**STATED EXERCISE:** Below are some records. Write out the lines from the one containing "OCR this image." to the last line, word for word, leaving out pictures.

[Start SUPPLIED ENTRIES]

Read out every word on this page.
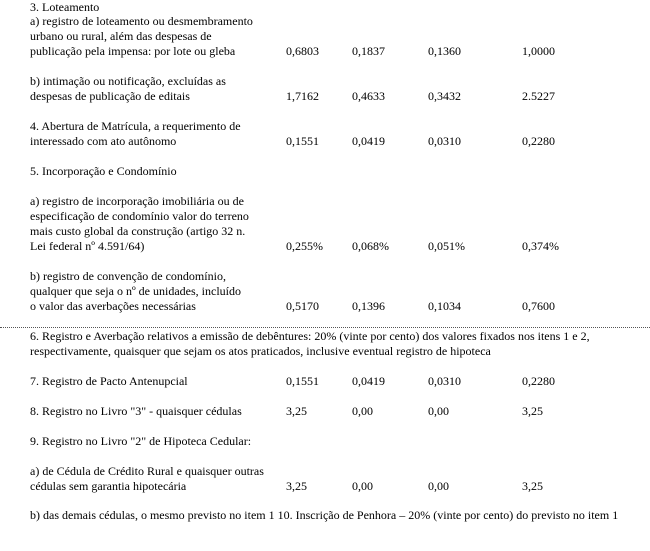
3. Loteamento
a) registro de loteamento ou desmembramento
urbano ou rural, além das despesas de
publicação pela impensa: por lote ou gleba	0,6803	0,1837	0,1360	1,0000
b) intimação ou notificação, excluídas as
despesas de publicação de editais	1,7162	0,4633	0,3432	2.5227
4. Abertura de Matrícula, a requerimento de
interessado com ato autônomo	0,1551	0,0419	0,0310	0,2280
5. Incorporação e Condomínio
a) registro de incorporação imobiliária ou de
especificação de condomínio valor do terreno
mais custo global da construção (artigo 32 n.
Lei federal nº 4.591/64)	0,255% 0,068%	0,051%	0,374%
b) registro de convenção de condomínio,
qualquer que seja o nº de unidades, incluído
o valor das averbações necessárias	0,5170	0,1396	0,1034	0,7600
6. Registro e Averbação relativos a emissão de debêntures: 20% (vinte por cento) dos valores fixados nos itens 1 e 2, respectivamente, quaisquer que sejam os atos praticados, inclusive eventual registro de hipoteca
7. Registro de Pacto Antenupcial	0,1551	0,0419	0,0310	0,2280
8. Registro no Livro "3" - quaisquer cédulas	3,25	0,00	0,00	3,25
9. Registro no Livro "2" de Hipoteca Cedular:
a) de Cédula de Crédito Rural e quaisquer outras
cédulas sem garantia hipotecária	3,25	0,00	0,00	3,25
b) das demais cédulas, o mesmo previsto no item 1 10. Inscrição de Penhora – 20% (vinte por cento) do previsto no item 1
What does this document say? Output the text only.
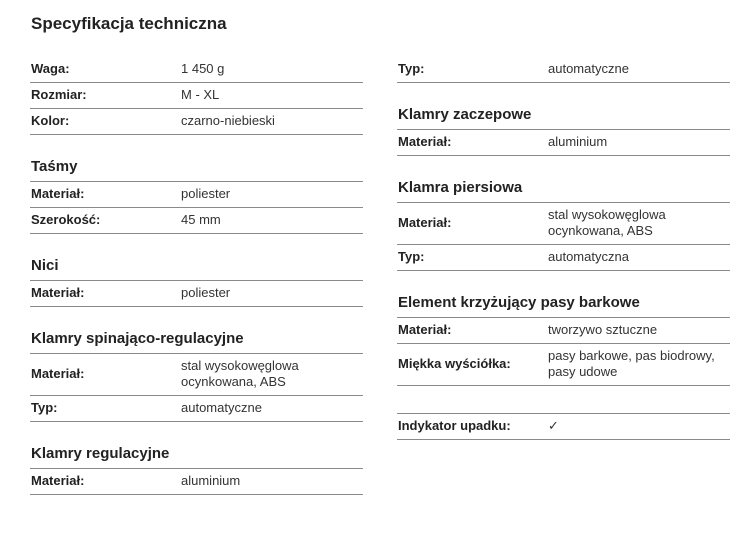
Specyfikacja techniczna
Waga:	1 450 g
Rozmiar:	M - XL
Kolor:	czarno-niebieski
Taśmy
Materiał:	poliester
Szerokość:	45 mm
Nici
Materiał:	poliester
Klamry spinająco-regulacyjne
Materiał:
stal wysokowęglowa ocynkowana, ABS
Typ:	automatyczne
Klamry regulacyjne
Materiał:	aluminium
Typ:	automatyczne
Klamry zaczepowe
Materiał:	aluminium
Klamra piersiowa
Materiał:
stal wysokowęglowa ocynkowana, ABS
Typ:	automatyczna
Element krzyżujący pasy barkowe
Materiał:	tworzywo sztuczne
Miękka wyściółka:
pasy barkowe, pas biodrowy, pasy udowe
Indykator upadku:	✓
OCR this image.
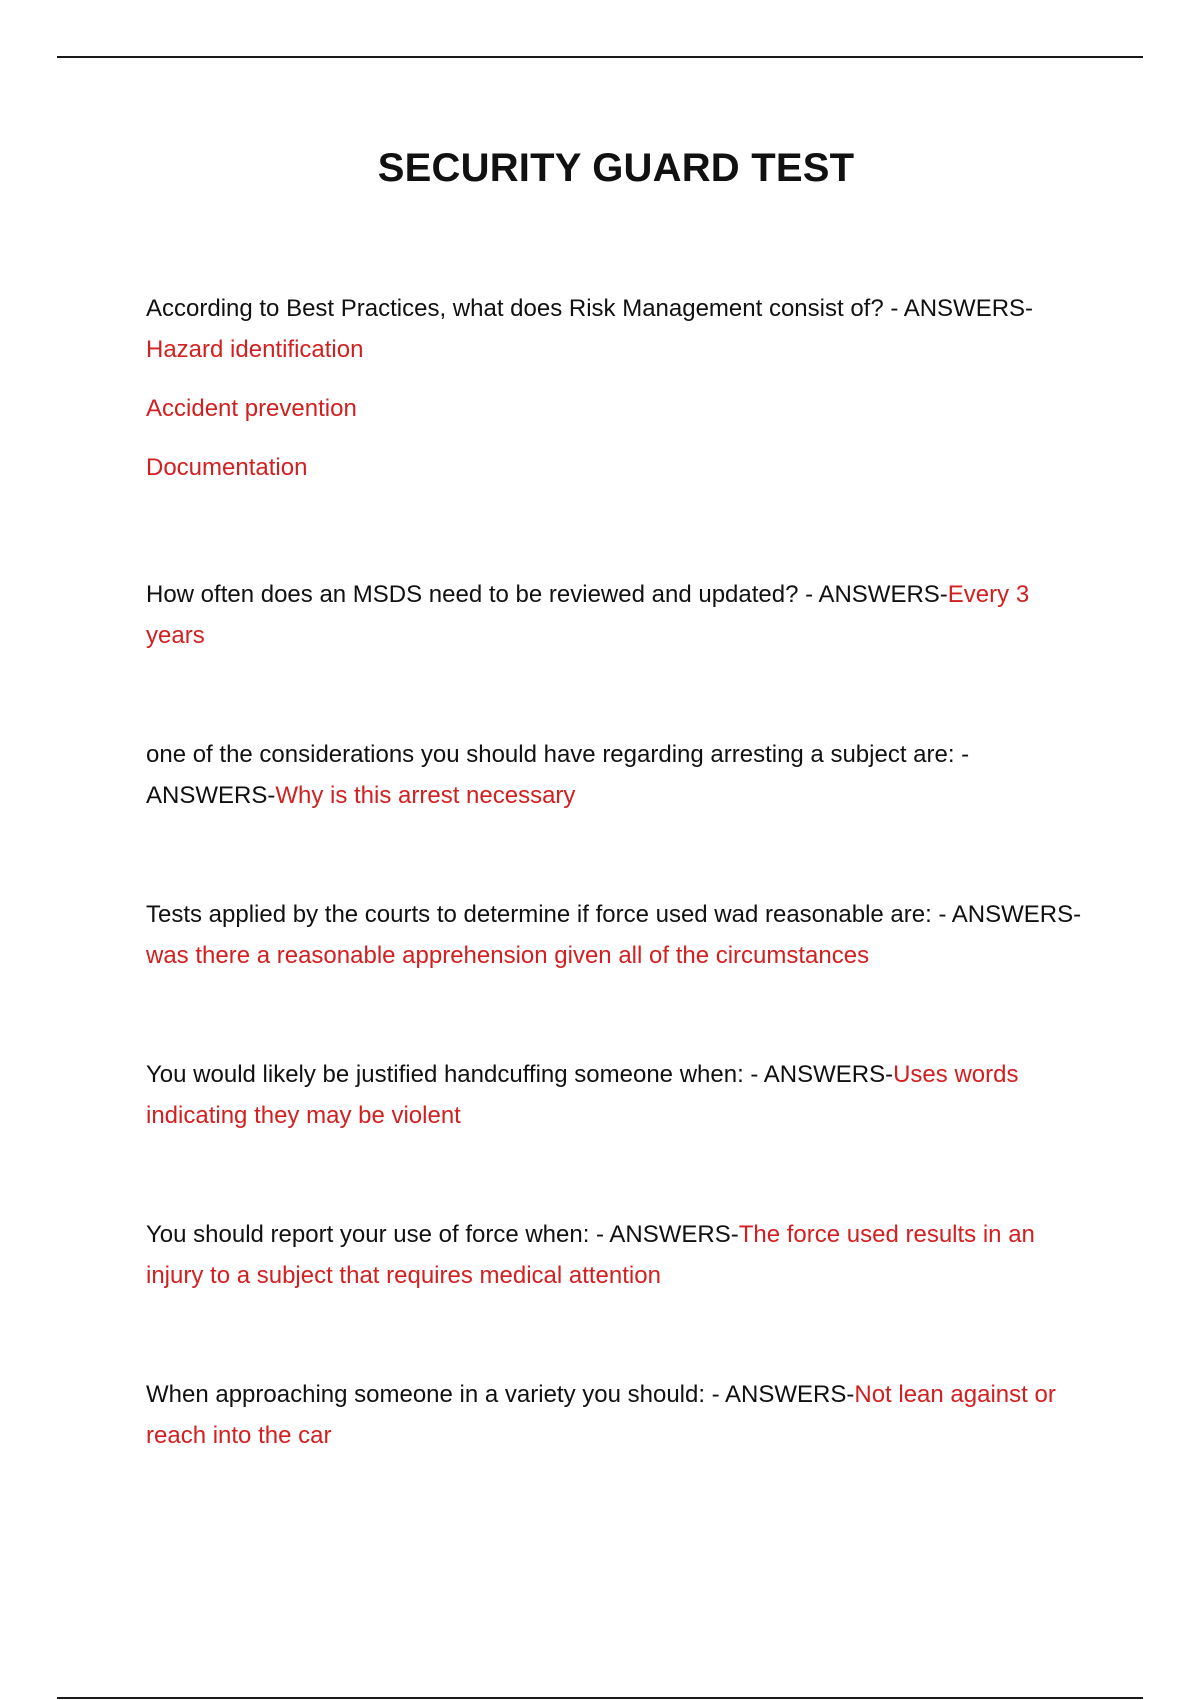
SECURITY GUARD TEST
According to Best Practices, what does Risk Management consist of? - ANSWERS-
Hazard identification
Accident prevention
Documentation
How often does an MSDS need to be reviewed and updated? - ANSWERS-Every 3 years
one of the considerations you should have regarding arresting a subject are: - ANSWERS-Why is this arrest necessary
Tests applied by the courts to determine if force used wad reasonable are: - ANSWERS-was there a reasonable apprehension given all of the circumstances
You would likely be justified handcuffing someone when: - ANSWERS-Uses words indicating they may be violent
You should report your use of force when: - ANSWERS-The force used results in an injury to a subject that requires medical attention
When approaching someone in a variety you should: - ANSWERS-Not lean against or reach into the car
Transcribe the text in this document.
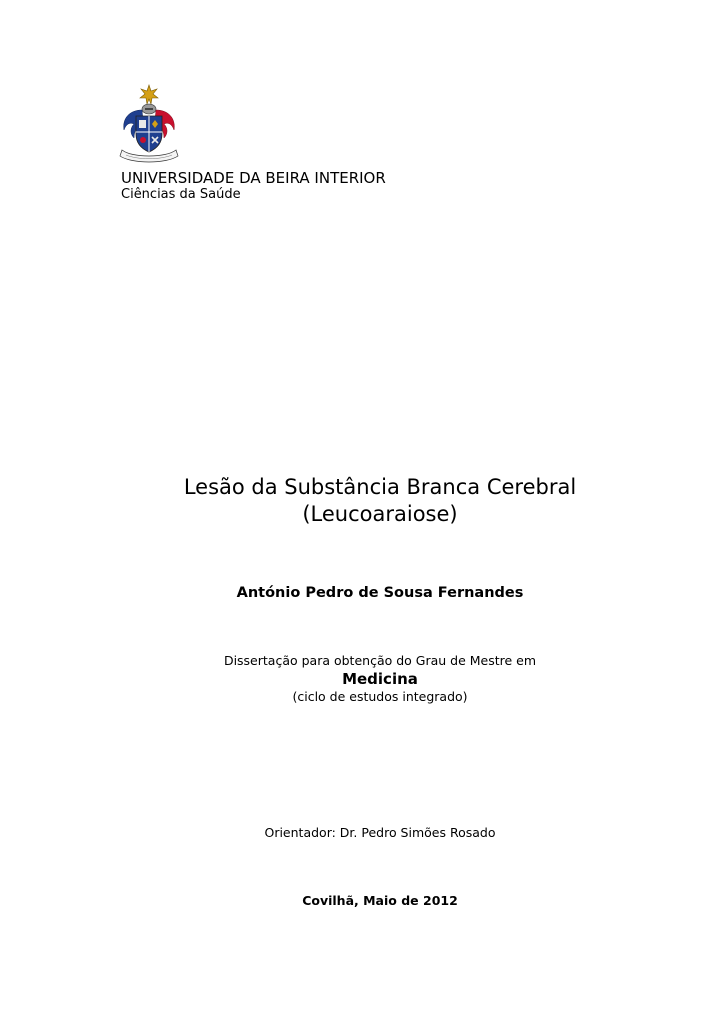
UNIVERSIDADE DA BEIRA INTERIOR
Ciências da Saúde
Lesão da Substância Branca Cerebral
(Leucoaraiose)
António Pedro de Sousa Fernandes
Dissertação para obtenção do Grau de Mestre em
Medicina
(ciclo de estudos integrado)
Orientador: Dr. Pedro Simões Rosado
Covilhã, Maio de 2012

[End SUPPLIED ENTRIES]

**CORRECT ANSWER:**
OCR this image.
SECURITY GUARD TEST
According to Best Practices, what does Risk Management consist of? - ANSWERS-
Hazard identification
Accident prevention
Documentation
How often does an MSDS need to be reviewed and updated? - ANSWERS-Every 3 years
one of the considerations you should have regarding arresting a subject are: - ANSWERS-Why is this arrest necessary
Tests applied by the courts to determine if force used wad reasonable are: - ANSWERS-was there a reasonable apprehension given all of the circumstances
You would likely be justified handcuffing someone when: - ANSWERS-Uses words indicating they may be violent
You should report your use of force when: - ANSWERS-The force used results in an injury to a subject that requires medical attention
When approaching someone in a variety you should: - ANSWERS-Not lean against or reach into the car
Transcribe the text in this document.
UNIVERSIDADE DA BEIRA INTERIOR
Ciências da Saúde
Lesão da Substância Branca Cerebral
(Leucoaraiose)
António Pedro de Sousa Fernandes
Dissertação para obtenção do Grau de Mestre em
Medicina
(ciclo de estudos integrado)
Orientador: Dr. Pedro Simões Rosado
Covilhã, Maio de 2012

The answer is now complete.